_WHAT NEEDS TO BE DONE:_ Render the lines below as a JSON list of strings, one string per line and blank lines omitted, starting at the line containing "heatmap-cell bbox=[279, 335, 309, 366]" and ending after the line containing "heatmap-cell bbox=[308, 306, 338, 336]".

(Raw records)
++++++++

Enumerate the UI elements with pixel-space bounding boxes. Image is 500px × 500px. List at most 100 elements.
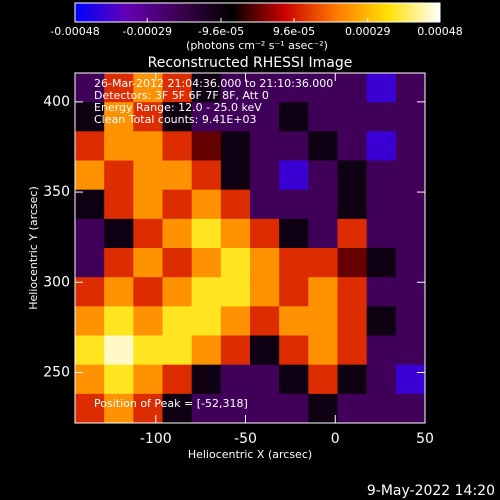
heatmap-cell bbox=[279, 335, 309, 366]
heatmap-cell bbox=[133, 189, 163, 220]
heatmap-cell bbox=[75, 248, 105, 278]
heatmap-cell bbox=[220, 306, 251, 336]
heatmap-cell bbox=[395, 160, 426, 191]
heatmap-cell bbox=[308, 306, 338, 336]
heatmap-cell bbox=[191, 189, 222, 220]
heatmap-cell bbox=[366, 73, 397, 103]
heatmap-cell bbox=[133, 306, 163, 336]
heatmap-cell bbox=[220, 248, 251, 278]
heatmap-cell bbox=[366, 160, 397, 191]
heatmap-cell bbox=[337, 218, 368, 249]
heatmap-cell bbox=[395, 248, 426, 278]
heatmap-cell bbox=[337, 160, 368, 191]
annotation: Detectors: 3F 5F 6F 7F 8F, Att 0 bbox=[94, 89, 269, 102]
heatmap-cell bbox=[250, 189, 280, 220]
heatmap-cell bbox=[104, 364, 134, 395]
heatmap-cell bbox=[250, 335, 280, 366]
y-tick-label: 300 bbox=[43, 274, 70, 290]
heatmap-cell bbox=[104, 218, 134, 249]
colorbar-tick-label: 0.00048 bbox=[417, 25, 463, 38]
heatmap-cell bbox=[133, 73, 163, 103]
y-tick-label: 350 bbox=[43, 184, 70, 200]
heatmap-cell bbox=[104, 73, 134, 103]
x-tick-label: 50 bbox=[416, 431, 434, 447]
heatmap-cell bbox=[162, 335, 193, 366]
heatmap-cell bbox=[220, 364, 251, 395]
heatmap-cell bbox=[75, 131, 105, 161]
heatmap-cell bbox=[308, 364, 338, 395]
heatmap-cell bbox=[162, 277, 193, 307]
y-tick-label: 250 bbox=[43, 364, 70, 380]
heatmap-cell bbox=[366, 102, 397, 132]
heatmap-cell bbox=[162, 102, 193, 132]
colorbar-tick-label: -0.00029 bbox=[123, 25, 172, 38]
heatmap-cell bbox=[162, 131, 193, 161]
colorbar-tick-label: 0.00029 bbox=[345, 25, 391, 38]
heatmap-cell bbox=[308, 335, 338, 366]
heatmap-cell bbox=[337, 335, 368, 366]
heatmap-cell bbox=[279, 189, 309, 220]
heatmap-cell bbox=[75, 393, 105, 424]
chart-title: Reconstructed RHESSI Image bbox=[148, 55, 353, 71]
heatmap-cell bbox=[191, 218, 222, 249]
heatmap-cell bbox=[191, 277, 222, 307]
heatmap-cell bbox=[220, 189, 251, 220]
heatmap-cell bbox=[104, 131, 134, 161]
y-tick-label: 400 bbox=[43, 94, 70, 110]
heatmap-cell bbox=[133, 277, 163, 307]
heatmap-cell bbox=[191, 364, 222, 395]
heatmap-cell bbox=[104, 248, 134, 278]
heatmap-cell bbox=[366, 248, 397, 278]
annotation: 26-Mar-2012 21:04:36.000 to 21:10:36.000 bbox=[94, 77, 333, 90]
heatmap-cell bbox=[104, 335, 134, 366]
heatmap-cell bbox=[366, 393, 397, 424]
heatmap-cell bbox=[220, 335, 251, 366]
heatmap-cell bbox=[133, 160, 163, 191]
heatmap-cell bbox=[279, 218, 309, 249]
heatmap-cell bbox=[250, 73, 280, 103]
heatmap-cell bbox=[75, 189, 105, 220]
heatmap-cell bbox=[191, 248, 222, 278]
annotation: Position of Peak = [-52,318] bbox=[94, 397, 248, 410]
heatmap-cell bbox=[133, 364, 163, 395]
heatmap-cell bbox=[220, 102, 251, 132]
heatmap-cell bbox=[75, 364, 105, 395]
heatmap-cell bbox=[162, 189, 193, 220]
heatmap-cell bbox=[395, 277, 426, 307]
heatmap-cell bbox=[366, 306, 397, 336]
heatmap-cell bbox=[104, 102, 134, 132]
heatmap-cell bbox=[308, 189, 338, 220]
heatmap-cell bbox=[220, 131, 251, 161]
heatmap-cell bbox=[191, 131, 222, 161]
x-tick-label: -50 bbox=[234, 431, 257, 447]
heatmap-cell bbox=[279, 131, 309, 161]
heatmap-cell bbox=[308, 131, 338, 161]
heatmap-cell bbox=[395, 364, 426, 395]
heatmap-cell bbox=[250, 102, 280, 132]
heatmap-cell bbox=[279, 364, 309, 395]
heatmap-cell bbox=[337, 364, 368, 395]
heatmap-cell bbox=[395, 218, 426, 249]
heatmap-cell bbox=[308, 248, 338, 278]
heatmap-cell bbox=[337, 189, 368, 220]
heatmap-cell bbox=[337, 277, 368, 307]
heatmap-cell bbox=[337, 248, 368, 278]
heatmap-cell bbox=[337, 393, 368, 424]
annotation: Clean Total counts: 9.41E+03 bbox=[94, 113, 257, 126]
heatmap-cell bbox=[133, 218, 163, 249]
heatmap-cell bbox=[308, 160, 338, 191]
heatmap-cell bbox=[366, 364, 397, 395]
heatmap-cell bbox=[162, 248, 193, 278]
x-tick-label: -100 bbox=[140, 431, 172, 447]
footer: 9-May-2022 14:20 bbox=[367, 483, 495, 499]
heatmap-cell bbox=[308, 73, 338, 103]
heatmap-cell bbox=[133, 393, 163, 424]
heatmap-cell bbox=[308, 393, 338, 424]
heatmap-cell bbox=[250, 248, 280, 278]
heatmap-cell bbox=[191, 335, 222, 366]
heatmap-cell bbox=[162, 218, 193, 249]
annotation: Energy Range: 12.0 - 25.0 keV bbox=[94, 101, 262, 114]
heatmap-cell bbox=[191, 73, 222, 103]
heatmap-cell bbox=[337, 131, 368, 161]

++++++++

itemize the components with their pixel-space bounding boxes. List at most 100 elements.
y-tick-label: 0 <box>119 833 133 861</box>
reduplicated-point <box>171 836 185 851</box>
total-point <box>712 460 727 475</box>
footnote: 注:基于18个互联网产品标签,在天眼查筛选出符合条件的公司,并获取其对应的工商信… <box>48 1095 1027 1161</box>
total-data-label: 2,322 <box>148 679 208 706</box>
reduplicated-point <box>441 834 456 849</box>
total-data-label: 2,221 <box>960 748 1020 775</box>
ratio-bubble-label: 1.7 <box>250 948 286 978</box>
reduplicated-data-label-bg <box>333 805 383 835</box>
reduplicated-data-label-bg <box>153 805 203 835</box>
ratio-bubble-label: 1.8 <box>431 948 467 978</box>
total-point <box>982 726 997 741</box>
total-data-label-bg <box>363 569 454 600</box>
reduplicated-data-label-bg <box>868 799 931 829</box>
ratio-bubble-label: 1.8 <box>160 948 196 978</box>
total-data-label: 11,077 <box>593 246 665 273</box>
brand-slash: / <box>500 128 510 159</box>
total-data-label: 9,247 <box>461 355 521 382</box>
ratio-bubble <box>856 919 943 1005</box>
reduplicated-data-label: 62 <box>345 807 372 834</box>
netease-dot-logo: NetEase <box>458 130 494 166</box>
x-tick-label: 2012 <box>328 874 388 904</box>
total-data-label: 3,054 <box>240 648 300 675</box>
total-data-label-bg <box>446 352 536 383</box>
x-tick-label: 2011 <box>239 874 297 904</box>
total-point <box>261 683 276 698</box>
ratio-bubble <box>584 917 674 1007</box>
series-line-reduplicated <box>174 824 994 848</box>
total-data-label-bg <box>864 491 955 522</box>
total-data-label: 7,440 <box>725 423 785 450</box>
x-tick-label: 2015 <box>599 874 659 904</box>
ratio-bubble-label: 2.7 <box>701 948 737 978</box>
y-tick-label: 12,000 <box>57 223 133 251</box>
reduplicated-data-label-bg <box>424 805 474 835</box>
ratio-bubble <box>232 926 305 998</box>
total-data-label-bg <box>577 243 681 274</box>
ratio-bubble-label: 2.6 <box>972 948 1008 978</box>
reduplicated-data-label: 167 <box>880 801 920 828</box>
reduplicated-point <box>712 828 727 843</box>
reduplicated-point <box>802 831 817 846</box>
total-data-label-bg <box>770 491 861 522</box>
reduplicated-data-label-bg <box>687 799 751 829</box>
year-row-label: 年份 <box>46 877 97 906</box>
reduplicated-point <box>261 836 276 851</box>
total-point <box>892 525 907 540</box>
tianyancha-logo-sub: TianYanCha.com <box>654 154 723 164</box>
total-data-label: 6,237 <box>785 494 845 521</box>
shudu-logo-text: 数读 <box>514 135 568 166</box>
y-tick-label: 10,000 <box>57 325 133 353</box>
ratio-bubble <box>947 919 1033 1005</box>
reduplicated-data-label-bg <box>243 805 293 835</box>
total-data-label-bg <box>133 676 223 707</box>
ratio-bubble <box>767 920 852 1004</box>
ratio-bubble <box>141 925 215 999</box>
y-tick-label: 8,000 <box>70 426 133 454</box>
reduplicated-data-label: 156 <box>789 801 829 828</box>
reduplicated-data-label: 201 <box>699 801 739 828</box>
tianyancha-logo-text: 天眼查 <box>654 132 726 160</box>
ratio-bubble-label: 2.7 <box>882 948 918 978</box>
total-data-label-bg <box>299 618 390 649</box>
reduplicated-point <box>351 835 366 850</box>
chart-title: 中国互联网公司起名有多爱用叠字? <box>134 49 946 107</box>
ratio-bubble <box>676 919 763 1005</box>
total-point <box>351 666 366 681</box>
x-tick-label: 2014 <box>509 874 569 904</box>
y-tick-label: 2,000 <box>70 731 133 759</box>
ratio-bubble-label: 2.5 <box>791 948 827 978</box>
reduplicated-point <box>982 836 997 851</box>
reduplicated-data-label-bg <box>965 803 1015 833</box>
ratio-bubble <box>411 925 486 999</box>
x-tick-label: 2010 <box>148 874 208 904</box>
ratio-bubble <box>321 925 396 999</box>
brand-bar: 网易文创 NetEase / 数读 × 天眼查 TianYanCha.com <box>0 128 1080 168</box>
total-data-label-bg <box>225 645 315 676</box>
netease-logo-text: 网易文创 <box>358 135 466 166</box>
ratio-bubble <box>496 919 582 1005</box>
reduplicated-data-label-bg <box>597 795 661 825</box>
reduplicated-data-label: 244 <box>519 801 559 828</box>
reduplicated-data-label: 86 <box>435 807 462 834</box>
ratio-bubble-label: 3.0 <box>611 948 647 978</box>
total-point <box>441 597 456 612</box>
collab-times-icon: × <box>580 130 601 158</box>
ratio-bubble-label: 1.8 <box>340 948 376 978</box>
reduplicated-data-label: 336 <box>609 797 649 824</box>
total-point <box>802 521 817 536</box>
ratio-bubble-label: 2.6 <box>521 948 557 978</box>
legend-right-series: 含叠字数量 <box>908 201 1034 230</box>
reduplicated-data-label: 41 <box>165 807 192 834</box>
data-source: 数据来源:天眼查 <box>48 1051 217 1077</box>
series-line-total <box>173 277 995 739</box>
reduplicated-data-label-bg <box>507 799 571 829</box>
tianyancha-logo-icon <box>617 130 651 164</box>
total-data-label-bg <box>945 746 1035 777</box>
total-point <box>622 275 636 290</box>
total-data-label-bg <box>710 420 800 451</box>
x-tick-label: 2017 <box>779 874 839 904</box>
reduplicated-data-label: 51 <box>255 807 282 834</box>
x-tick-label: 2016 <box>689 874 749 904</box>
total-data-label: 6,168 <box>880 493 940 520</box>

++++++++

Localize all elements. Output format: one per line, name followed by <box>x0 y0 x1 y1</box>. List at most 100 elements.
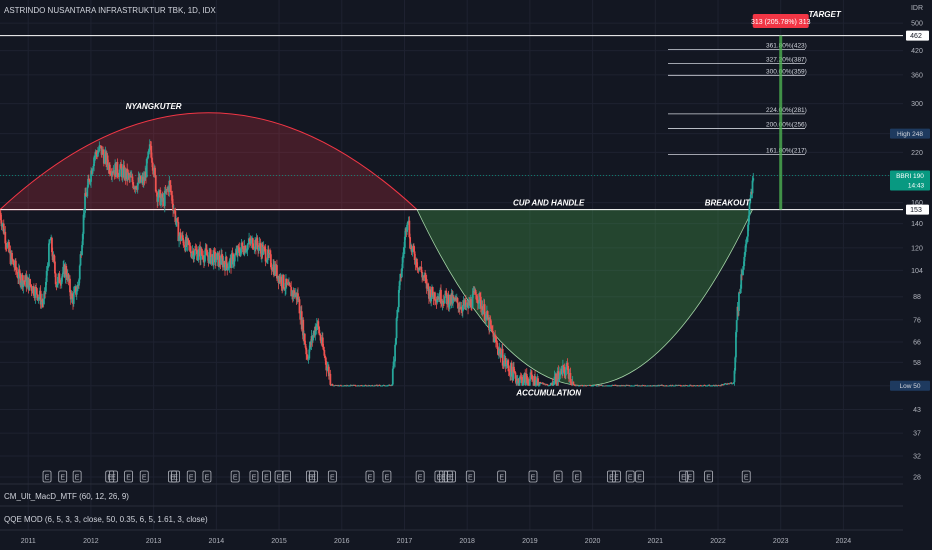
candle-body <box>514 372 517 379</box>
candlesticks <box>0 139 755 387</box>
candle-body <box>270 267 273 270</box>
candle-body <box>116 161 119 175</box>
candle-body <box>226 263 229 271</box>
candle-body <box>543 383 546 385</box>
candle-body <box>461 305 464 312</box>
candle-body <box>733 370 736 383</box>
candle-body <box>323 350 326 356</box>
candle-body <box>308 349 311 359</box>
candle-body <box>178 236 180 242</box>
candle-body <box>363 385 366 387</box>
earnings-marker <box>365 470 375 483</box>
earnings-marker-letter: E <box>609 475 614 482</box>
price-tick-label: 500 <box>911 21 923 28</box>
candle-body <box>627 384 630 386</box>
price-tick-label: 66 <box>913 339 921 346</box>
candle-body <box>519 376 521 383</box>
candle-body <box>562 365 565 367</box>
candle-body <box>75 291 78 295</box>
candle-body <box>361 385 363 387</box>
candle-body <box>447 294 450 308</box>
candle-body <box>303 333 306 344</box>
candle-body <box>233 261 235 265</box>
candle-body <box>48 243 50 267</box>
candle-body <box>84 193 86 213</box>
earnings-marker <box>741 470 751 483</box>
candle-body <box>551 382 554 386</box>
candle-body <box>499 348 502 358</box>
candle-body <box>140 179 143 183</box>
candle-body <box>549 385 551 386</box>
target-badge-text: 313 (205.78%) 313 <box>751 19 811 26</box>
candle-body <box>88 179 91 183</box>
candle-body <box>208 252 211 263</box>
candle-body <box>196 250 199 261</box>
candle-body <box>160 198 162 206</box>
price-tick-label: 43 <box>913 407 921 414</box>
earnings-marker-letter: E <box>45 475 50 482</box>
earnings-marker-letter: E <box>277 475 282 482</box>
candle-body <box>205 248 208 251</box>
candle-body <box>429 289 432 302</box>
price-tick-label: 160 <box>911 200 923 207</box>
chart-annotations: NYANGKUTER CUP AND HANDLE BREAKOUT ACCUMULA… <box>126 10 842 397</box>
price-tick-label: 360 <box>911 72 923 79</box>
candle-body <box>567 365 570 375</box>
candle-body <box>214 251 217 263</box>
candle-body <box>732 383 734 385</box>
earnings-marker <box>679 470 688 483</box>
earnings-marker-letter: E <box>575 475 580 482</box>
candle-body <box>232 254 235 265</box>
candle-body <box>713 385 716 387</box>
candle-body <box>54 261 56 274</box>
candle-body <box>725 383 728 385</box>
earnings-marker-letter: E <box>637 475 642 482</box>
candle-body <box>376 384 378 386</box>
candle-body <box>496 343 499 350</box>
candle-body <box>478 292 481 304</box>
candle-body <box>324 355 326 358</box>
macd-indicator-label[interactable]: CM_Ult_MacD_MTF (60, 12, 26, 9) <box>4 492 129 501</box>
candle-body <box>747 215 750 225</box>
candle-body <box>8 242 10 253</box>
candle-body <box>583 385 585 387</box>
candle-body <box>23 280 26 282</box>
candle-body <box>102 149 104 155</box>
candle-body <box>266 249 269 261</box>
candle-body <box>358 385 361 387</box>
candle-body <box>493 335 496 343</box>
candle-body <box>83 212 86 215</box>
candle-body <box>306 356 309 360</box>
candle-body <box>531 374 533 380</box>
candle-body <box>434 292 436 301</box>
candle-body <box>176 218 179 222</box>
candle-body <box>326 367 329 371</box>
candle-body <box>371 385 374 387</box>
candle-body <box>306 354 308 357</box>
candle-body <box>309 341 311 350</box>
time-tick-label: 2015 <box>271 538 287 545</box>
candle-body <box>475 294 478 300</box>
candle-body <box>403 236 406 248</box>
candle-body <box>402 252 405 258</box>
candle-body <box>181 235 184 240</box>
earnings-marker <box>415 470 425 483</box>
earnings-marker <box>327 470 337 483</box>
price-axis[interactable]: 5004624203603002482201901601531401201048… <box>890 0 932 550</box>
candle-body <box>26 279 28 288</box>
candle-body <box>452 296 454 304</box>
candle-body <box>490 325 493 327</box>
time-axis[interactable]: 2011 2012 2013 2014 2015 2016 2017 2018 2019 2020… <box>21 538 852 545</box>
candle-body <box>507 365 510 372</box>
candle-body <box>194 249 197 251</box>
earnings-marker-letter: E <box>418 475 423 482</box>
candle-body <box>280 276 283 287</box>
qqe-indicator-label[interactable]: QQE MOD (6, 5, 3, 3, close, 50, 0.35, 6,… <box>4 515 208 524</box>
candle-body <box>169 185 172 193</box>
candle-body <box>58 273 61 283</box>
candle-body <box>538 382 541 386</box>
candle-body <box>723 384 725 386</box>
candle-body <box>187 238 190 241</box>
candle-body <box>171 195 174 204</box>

++++++++

_EXERCISE SOLUTION:_
[
  "heatmap-cell bbox=[279, 335, 309, 366]",
  "heatmap-cell bbox=[133, 189, 163, 220]",
  "heatmap-cell bbox=[75, 248, 105, 278]",
  "heatmap-cell bbox=[220, 306, 251, 336]",
  "heatmap-cell bbox=[395, 160, 426, 191]",
  "heatmap-cell bbox=[308, 306, 338, 336]"
]